======== Exercise material

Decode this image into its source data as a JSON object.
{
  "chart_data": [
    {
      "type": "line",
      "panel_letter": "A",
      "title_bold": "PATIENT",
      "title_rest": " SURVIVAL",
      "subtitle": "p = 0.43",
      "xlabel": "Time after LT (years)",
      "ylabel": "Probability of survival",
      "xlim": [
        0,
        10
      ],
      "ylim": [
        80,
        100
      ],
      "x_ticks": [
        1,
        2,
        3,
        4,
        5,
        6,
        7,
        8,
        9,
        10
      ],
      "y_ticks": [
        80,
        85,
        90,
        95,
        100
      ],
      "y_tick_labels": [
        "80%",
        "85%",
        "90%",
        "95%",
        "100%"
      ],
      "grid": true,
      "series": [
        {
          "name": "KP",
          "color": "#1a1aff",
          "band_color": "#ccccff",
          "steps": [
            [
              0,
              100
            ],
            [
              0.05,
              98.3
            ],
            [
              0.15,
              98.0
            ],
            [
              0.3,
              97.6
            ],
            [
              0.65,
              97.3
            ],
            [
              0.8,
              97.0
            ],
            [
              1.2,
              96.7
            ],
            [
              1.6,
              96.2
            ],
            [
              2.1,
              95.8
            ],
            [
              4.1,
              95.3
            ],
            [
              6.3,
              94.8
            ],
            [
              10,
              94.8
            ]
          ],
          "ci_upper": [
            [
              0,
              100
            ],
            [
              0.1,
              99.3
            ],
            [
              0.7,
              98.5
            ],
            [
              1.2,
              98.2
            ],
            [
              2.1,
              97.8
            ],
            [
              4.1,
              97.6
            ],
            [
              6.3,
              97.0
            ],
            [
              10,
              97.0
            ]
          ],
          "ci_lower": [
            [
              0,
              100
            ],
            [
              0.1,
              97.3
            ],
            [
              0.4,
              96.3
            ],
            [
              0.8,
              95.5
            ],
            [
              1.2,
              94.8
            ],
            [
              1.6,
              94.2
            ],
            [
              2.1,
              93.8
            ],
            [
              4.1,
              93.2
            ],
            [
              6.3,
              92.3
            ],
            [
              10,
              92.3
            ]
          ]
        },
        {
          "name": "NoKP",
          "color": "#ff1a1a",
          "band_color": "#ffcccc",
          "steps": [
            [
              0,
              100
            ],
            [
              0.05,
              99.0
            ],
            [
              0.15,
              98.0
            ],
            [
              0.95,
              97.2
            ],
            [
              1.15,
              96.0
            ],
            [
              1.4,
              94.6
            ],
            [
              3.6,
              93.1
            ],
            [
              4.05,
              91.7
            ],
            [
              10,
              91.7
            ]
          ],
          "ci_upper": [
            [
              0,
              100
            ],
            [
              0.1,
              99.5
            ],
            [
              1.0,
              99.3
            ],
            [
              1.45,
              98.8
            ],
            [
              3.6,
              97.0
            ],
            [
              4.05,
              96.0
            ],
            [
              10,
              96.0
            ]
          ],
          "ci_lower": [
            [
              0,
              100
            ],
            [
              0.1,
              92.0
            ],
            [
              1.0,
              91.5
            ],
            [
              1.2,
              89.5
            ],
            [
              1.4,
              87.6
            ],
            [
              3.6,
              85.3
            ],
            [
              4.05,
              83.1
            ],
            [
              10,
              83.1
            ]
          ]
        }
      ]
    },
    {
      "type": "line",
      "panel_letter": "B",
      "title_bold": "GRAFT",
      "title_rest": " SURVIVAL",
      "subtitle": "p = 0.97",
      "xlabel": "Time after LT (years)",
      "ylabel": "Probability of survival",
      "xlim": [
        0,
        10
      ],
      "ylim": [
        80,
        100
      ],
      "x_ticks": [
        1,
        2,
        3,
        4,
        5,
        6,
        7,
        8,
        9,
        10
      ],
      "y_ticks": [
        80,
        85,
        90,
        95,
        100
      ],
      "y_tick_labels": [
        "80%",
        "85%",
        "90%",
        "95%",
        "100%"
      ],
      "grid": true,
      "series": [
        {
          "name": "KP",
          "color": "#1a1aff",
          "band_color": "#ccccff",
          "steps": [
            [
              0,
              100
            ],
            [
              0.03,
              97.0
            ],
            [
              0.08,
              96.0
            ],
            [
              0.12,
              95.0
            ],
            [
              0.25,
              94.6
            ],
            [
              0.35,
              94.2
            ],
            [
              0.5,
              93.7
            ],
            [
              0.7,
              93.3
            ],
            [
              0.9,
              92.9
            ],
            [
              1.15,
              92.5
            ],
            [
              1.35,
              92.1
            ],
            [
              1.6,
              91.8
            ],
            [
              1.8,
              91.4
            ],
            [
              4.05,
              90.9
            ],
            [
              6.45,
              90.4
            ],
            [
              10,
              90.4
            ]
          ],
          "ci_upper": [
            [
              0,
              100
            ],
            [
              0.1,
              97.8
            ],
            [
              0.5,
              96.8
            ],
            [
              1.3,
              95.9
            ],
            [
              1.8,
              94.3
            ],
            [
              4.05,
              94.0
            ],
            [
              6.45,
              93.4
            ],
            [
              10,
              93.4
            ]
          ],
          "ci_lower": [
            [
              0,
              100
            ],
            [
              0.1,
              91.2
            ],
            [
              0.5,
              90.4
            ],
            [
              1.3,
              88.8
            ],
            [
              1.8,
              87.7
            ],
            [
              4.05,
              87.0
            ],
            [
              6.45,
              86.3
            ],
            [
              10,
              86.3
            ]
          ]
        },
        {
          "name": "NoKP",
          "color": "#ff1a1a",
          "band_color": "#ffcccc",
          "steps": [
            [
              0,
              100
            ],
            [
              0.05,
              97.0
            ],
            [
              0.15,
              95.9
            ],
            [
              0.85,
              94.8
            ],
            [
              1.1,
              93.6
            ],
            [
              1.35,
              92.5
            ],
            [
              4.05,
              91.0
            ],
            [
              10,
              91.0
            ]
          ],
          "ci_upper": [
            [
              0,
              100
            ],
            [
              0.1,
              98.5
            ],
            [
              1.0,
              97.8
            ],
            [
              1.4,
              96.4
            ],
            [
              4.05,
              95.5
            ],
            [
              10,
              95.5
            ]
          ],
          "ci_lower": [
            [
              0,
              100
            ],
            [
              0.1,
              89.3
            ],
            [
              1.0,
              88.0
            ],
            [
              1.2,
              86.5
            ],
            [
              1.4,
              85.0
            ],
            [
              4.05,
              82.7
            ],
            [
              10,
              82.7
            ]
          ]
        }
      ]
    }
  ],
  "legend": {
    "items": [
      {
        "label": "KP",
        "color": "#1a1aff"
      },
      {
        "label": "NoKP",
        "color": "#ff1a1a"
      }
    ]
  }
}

================

• Directions
Please set down all the data word for word.

• Answer
Decode this image into its source data as a JSON object.
{
  "chart_data": [
    {
      "type": "line",
      "panel_letter": "A",
      "title_bold": "PATIENT",
      "title_rest": " SURVIVAL",
      "subtitle": "p = 0.43",
      "xlabel": "Time after LT (years)",
      "ylabel": "Probability of survival",
      "xlim": [
        0,
        10
      ],
      "ylim": [
        80,
        100
      ],
      "x_ticks": [
        1,
        2,
        3,
        4,
        5,
        6,
        7,
        8,
        9,
        10
      ],
      "y_ticks": [
        80,
        85,
        90,
        95,
        100
      ],
      "y_tick_labels": [
        "80%",
        "85%",
        "90%",
        "95%",
        "100%"
      ],
      "grid": true,
      "series": [
        {
          "name": "KP",
          "color": "#1a1aff",
          "band_color": "#ccccff",
          "steps": [
            [
              0,
              100
            ],
            [
              0.05,
              98.3
            ],
            [
              0.15,
              98.0
            ],
            [
              0.3,
              97.6
            ],
            [
              0.65,
              97.3
            ],
            [
              0.8,
              97.0
            ],
            [
              1.2,
              96.7
            ],
            [
              1.6,
              96.2
            ],
            [
              2.1,
              95.8
            ],
            [
              4.1,
              95.3
            ],
            [
              6.3,
              94.8
            ],
            [
              10,
              94.8
            ]
          ],
          "ci_upper": [
            [
              0,
              100
            ],
            [
              0.1,
              99.3
            ],
            [
              0.7,
              98.5
            ],
            [
              1.2,
              98.2
            ],
            [
              2.1,
              97.8
            ],
            [
              4.1,
              97.6
            ],
            [
              6.3,
              97.0
            ],
            [
              10,
              97.0
            ]
          ],
          "ci_lower": [
            [
              0,
              100
            ],
            [
              0.1,
              97.3
            ],
            [
              0.4,
              96.3
            ],
            [
              0.8,
              95.5
            ],
            [
              1.2,
              94.8
            ],
            [
              1.6,
              94.2
            ],
            [
              2.1,
              93.8
            ],
            [
              4.1,
              93.2
            ],
            [
              6.3,
              92.3
            ],
            [
              10,
              92.3
            ]
          ]
        },
        {
          "name": "NoKP",
          "color": "#ff1a1a",
          "band_color": "#ffcccc",
          "steps": [
            [
              0,
              100
            ],
            [
              0.05,
              99.0
            ],
            [
              0.15,
              98.0
            ],
            [
              0.95,
              97.2
            ],
            [
              1.15,
              96.0
            ],
            [
              1.4,
              94.6
            ],
            [
              3.6,
              93.1
            ],
            [
              4.05,
              91.7
            ],
            [
              10,
              91.7
            ]
          ],
          "ci_upper": [
            [
              0,
              100
            ],
            [
              0.1,
              99.5
            ],
            [
              1.0,
              99.3
            ],
            [
              1.45,
              98.8
            ],
            [
              3.6,
              97.0
            ],
            [
              4.05,
              96.0
            ],
            [
              10,
              96.0
            ]
          ],
          "ci_lower": [
            [
              0,
              100
            ],
            [
              0.1,
              92.0
            ],
            [
              1.0,
              91.5
            ],
            [
              1.2,
              89.5
            ],
            [
              1.4,
              87.6
            ],
            [
              3.6,
              85.3
            ],
            [
              4.05,
              83.1
            ],
            [
              10,
              83.1
            ]
          ]
        }
      ]
    },
    {
      "type": "line",
      "panel_letter": "B",
      "title_bold": "GRAFT",
      "title_rest": " SURVIVAL",
      "subtitle": "p = 0.97",
      "xlabel": "Time after LT (years)",
      "ylabel": "Probability of survival",
      "xlim": [
        0,
        10
      ],
      "ylim": [
        80,
        100
      ],
      "x_ticks": [
        1,
        2,
        3,
        4,
        5,
        6,
        7,
        8,
        9,
        10
      ],
      "y_ticks": [
        80,
        85,
        90,
        95,
        100
      ],
      "y_tick_labels": [
        "80%",
        "85%",
        "90%",
        "95%",
        "100%"
      ],
      "grid": true,
      "series": [
        {
          "name": "KP",
          "color": "#1a1aff",
          "band_color": "#ccccff",
          "steps": [
            [
              0,
              100
            ],
            [
              0.03,
              97.0
            ],
            [
              0.08,
              96.0
            ],
            [
              0.12,
              95.0
            ],
            [
              0.25,
              94.6
            ],
            [
              0.35,
              94.2
            ],
            [
              0.5,
              93.7
            ],
            [
              0.7,
              93.3
            ],
            [
              0.9,
              92.9
            ],
            [
              1.15,
              92.5
            ],
            [
              1.35,
              92.1
            ],
            [
              1.6,
              91.8
            ],
            [
              1.8,
              91.4
            ],
            [
              4.05,
              90.9
            ],
            [
              6.45,
              90.4
            ],
            [
              10,
              90.4
            ]
          ],
          "ci_upper": [
            [
              0,
              100
            ],
            [
              0.1,
              97.8
            ],
            [
              0.5,
              96.8
            ],
            [
              1.3,
              95.9
            ],
            [
              1.8,
              94.3
            ],
            [
              4.05,
              94.0
            ],
            [
              6.45,
              93.4
            ],
            [
              10,
              93.4
            ]
          ],
          "ci_lower": [
            [
              0,
              100
            ],
            [
              0.1,
              91.2
            ],
            [
              0.5,
              90.4
            ],
            [
              1.3,
              88.8
            ],
            [
              1.8,
              87.7
            ],
            [
              4.05,
              87.0
            ],
            [
              6.45,
              86.3
            ],
            [
              10,
              86.3
            ]
          ]
        },
        {
          "name": "NoKP",
          "color": "#ff1a1a",
          "band_color": "#ffcccc",
          "steps": [
            [
              0,
              100
            ],
            [
              0.05,
              97.0
            ],
            [
              0.15,
              95.9
            ],
            [
              0.85,
              94.8
            ],
            [
              1.1,
              93.6
            ],
            [
              1.35,
              92.5
            ],
            [
              4.05,
              91.0
            ],
            [
              10,
              91.0
            ]
          ],
          "ci_upper": [
            [
              0,
              100
            ],
            [
              0.1,
              98.5
            ],
            [
              1.0,
              97.8
            ],
            [
              1.4,
              96.4
            ],
            [
              4.05,
              95.5
            ],
            [
              10,
              95.5
            ]
          ],
          "ci_lower": [
            [
              0,
              100
            ],
            [
              0.1,
              89.3
            ],
            [
              1.0,
              88.0
            ],
            [
              1.2,
              86.5
            ],
            [
              1.4,
              85.0
            ],
            [
              4.05,
              82.7
            ],
            [
              10,
              82.7
            ]
          ]
        }
      ]
    }
  ],
  "legend": {
    "items": [
      {
        "label": "KP",
        "color": "#1a1aff"
      },
      {
        "label": "NoKP",
        "color": "#ff1a1a"
      }
    ]
  }
}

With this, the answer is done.